Written task ::
Locate every line in the material below that has the word "seconds". Copy each of those lines.

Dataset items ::
= = = =
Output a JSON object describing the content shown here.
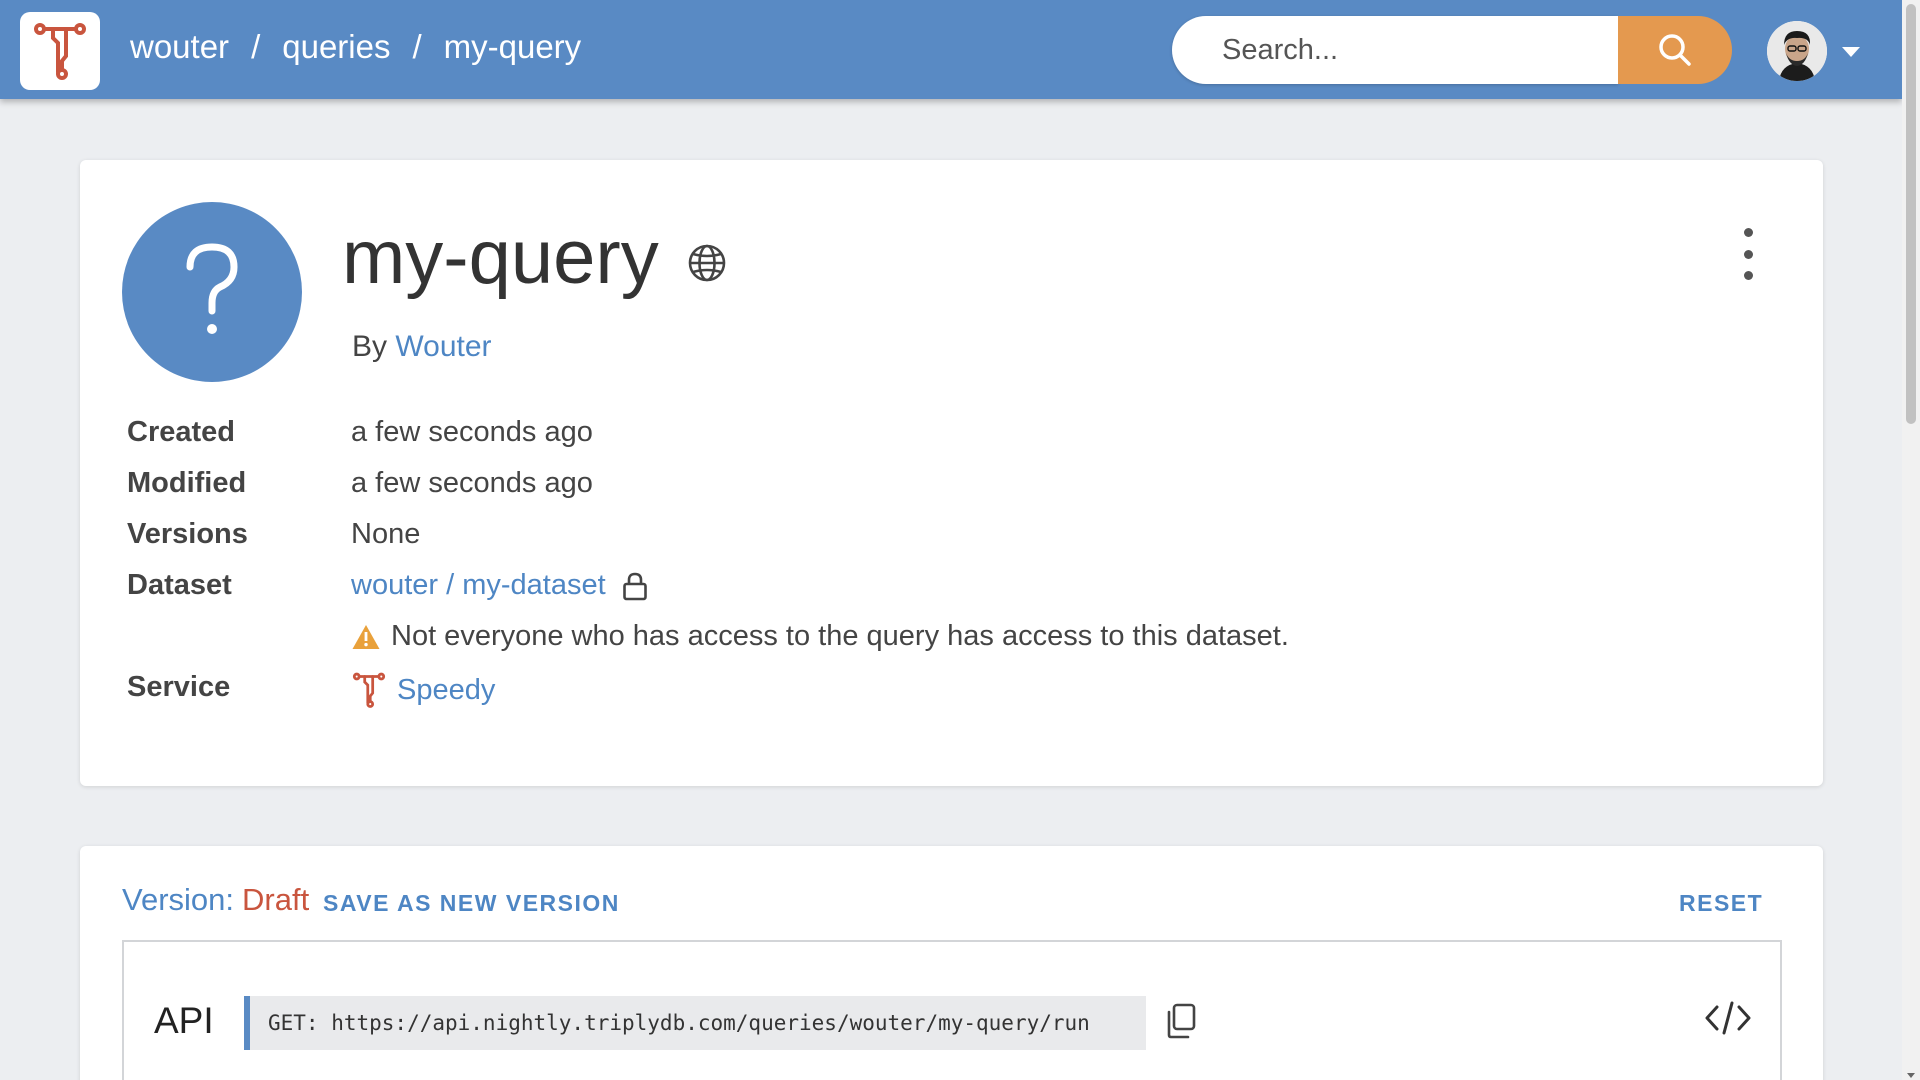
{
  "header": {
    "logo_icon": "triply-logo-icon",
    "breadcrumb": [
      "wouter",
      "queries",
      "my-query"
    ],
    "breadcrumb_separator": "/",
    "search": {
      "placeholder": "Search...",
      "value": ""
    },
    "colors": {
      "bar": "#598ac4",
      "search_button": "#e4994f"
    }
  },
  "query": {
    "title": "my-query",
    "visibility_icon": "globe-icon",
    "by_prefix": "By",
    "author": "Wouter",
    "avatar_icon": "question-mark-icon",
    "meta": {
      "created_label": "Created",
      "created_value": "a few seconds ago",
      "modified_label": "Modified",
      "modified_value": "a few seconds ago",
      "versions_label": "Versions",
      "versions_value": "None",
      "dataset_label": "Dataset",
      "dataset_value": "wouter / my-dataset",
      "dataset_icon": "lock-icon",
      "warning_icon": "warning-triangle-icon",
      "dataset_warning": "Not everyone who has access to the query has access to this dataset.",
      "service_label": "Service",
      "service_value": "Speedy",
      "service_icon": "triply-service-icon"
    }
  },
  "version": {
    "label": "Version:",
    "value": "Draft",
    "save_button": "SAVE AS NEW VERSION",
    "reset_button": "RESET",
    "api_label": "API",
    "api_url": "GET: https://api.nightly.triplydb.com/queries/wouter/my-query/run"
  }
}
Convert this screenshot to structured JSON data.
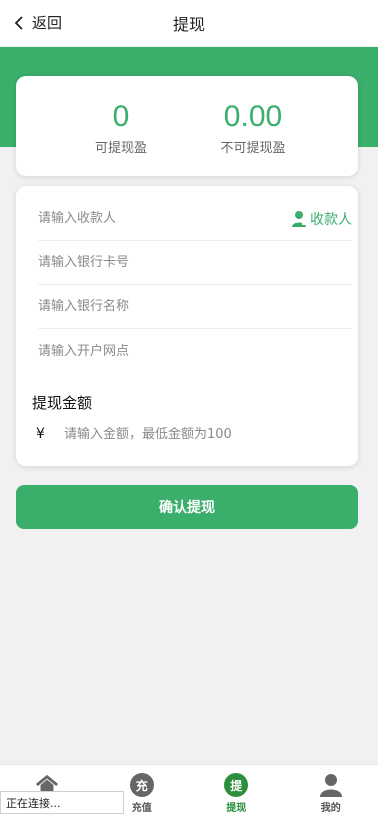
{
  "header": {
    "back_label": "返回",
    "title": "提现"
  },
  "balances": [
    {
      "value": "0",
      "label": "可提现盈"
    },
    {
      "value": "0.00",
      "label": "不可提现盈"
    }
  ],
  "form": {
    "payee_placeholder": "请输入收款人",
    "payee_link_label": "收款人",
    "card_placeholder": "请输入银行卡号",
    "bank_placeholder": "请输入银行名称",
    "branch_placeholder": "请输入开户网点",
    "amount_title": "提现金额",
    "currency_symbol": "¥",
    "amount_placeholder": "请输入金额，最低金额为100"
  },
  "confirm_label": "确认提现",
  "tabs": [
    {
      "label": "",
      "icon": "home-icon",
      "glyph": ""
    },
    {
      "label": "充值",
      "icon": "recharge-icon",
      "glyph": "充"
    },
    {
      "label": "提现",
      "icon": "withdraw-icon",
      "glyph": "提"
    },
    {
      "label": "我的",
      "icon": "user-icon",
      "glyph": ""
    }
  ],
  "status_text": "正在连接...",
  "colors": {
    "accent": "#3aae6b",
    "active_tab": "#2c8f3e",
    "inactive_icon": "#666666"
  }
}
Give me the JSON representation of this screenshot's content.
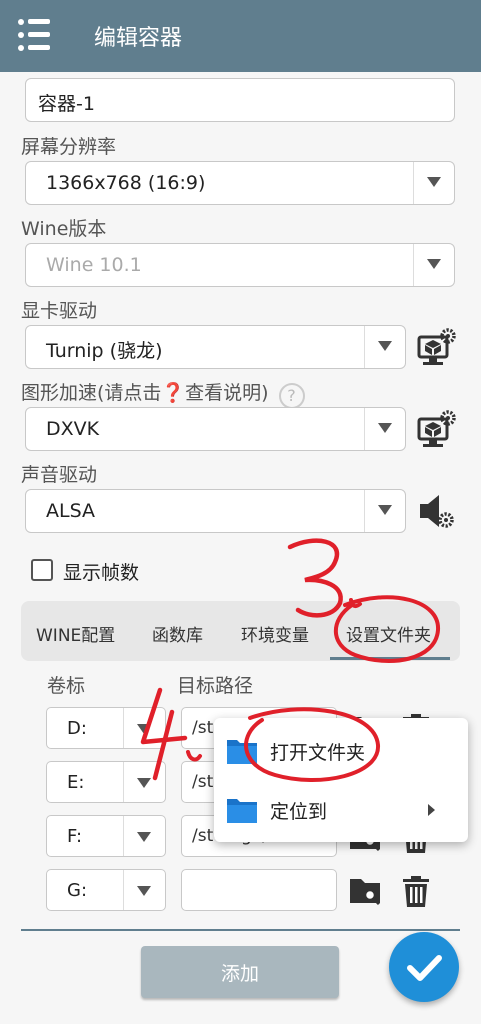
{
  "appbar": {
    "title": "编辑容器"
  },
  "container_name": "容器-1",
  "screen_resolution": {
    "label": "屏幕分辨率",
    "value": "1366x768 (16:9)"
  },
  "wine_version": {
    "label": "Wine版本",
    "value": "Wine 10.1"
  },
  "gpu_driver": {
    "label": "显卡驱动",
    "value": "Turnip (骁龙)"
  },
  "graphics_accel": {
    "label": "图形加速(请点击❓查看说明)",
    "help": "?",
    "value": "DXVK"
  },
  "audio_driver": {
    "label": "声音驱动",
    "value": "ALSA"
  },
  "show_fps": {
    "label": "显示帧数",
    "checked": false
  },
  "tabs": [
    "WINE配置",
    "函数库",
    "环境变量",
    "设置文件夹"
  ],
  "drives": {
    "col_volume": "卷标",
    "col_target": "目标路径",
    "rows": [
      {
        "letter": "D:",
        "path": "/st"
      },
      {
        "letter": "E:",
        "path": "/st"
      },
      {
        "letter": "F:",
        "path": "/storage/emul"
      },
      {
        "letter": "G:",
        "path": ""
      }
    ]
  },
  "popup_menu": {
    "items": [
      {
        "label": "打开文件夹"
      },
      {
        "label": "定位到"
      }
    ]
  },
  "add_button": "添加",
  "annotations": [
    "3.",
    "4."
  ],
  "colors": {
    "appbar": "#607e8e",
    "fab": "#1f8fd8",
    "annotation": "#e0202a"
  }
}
= = = =
Complete output ::
      "created_value": "a few seconds ago",
      "modified_value": "a few seconds ago",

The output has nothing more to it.